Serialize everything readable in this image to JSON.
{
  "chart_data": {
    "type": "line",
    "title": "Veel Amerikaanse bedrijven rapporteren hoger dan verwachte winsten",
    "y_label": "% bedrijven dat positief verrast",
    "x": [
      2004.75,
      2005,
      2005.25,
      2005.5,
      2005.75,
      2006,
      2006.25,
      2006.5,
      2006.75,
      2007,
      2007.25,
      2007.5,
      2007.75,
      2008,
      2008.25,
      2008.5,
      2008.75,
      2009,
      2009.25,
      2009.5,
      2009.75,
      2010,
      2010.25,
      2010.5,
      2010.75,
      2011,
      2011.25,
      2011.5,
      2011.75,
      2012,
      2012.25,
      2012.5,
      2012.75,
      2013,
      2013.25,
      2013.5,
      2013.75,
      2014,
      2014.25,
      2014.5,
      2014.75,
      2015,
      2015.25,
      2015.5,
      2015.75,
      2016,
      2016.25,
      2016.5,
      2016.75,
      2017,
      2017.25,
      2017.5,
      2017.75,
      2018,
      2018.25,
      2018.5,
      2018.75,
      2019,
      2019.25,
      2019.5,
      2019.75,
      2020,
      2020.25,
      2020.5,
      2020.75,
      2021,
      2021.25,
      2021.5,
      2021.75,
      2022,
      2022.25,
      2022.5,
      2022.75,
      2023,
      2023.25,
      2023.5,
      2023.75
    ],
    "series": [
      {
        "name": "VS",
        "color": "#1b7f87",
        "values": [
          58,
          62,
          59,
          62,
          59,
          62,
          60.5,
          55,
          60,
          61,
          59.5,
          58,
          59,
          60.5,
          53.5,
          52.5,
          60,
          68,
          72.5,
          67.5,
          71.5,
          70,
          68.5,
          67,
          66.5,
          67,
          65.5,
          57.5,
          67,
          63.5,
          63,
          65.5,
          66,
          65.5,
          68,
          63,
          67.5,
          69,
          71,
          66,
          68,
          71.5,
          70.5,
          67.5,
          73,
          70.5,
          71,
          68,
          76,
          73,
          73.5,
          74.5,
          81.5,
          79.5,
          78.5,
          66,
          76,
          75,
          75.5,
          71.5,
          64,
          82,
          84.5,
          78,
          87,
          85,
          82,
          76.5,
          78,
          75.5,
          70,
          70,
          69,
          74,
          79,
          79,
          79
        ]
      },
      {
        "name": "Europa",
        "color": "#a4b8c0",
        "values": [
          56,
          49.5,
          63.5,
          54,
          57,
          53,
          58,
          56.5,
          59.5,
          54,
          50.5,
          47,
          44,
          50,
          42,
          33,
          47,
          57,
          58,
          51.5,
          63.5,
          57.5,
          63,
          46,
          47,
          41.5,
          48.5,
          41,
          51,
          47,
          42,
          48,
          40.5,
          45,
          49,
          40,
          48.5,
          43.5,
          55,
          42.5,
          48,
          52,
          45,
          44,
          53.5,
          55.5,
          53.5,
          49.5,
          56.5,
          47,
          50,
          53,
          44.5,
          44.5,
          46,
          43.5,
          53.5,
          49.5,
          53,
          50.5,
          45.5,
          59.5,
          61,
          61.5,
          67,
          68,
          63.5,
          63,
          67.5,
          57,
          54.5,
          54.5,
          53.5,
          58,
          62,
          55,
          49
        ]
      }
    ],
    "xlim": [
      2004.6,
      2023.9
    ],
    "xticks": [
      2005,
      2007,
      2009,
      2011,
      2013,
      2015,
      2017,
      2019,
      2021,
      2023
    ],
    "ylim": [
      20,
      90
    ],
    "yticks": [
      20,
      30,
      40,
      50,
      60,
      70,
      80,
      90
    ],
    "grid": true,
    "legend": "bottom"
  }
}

****

- DIRECTIONS FOR THIS TASK -
Recopy the whole listing exactly.

- CORRECT RESPONSE -
Serialize everything readable in this image to JSON.
{
  "chart_data": {
    "type": "line",
    "title": "Veel Amerikaanse bedrijven rapporteren hoger dan verwachte winsten",
    "y_label": "% bedrijven dat positief verrast",
    "x": [
      2004.75,
      2005,
      2005.25,
      2005.5,
      2005.75,
      2006,
      2006.25,
      2006.5,
      2006.75,
      2007,
      2007.25,
      2007.5,
      2007.75,
      2008,
      2008.25,
      2008.5,
      2008.75,
      2009,
      2009.25,
      2009.5,
      2009.75,
      2010,
      2010.25,
      2010.5,
      2010.75,
      2011,
      2011.25,
      2011.5,
      2011.75,
      2012,
      2012.25,
      2012.5,
      2012.75,
      2013,
      2013.25,
      2013.5,
      2013.75,
      2014,
      2014.25,
      2014.5,
      2014.75,
      2015,
      2015.25,
      2015.5,
      2015.75,
      2016,
      2016.25,
      2016.5,
      2016.75,
      2017,
      2017.25,
      2017.5,
      2017.75,
      2018,
      2018.25,
      2018.5,
      2018.75,
      2019,
      2019.25,
      2019.5,
      2019.75,
      2020,
      2020.25,
      2020.5,
      2020.75,
      2021,
      2021.25,
      2021.5,
      2021.75,
      2022,
      2022.25,
      2022.5,
      2022.75,
      2023,
      2023.25,
      2023.5,
      2023.75
    ],
    "series": [
      {
        "name": "VS",
        "color": "#1b7f87",
        "values": [
          58,
          62,
          59,
          62,
          59,
          62,
          60.5,
          55,
          60,
          61,
          59.5,
          58,
          59,
          60.5,
          53.5,
          52.5,
          60,
          68,
          72.5,
          67.5,
          71.5,
          70,
          68.5,
          67,
          66.5,
          67,
          65.5,
          57.5,
          67,
          63.5,
          63,
          65.5,
          66,
          65.5,
          68,
          63,
          67.5,
          69,
          71,
          66,
          68,
          71.5,
          70.5,
          67.5,
          73,
          70.5,
          71,
          68,
          76,
          73,
          73.5,
          74.5,
          81.5,
          79.5,
          78.5,
          66,
          76,
          75,
          75.5,
          71.5,
          64,
          82,
          84.5,
          78,
          87,
          85,
          82,
          76.5,
          78,
          75.5,
          70,
          70,
          69,
          74,
          79,
          79,
          79
        ]
      },
      {
        "name": "Europa",
        "color": "#a4b8c0",
        "values": [
          56,
          49.5,
          63.5,
          54,
          57,
          53,
          58,
          56.5,
          59.5,
          54,
          50.5,
          47,
          44,
          50,
          42,
          33,
          47,
          57,
          58,
          51.5,
          63.5,
          57.5,
          63,
          46,
          47,
          41.5,
          48.5,
          41,
          51,
          47,
          42,
          48,
          40.5,
          45,
          49,
          40,
          48.5,
          43.5,
          55,
          42.5,
          48,
          52,
          45,
          44,
          53.5,
          55.5,
          53.5,
          49.5,
          56.5,
          47,
          50,
          53,
          44.5,
          44.5,
          46,
          43.5,
          53.5,
          49.5,
          53,
          50.5,
          45.5,
          59.5,
          61,
          61.5,
          67,
          68,
          63.5,
          63,
          67.5,
          57,
          54.5,
          54.5,
          53.5,
          58,
          62,
          55,
          49
        ]
      }
    ],
    "xlim": [
      2004.6,
      2023.9
    ],
    "xticks": [
      2005,
      2007,
      2009,
      2011,
      2013,
      2015,
      2017,
      2019,
      2021,
      2023
    ],
    "ylim": [
      20,
      90
    ],
    "yticks": [
      20,
      30,
      40,
      50,
      60,
      70,
      80,
      90
    ],
    "grid": true,
    "legend": "bottom"
  }
}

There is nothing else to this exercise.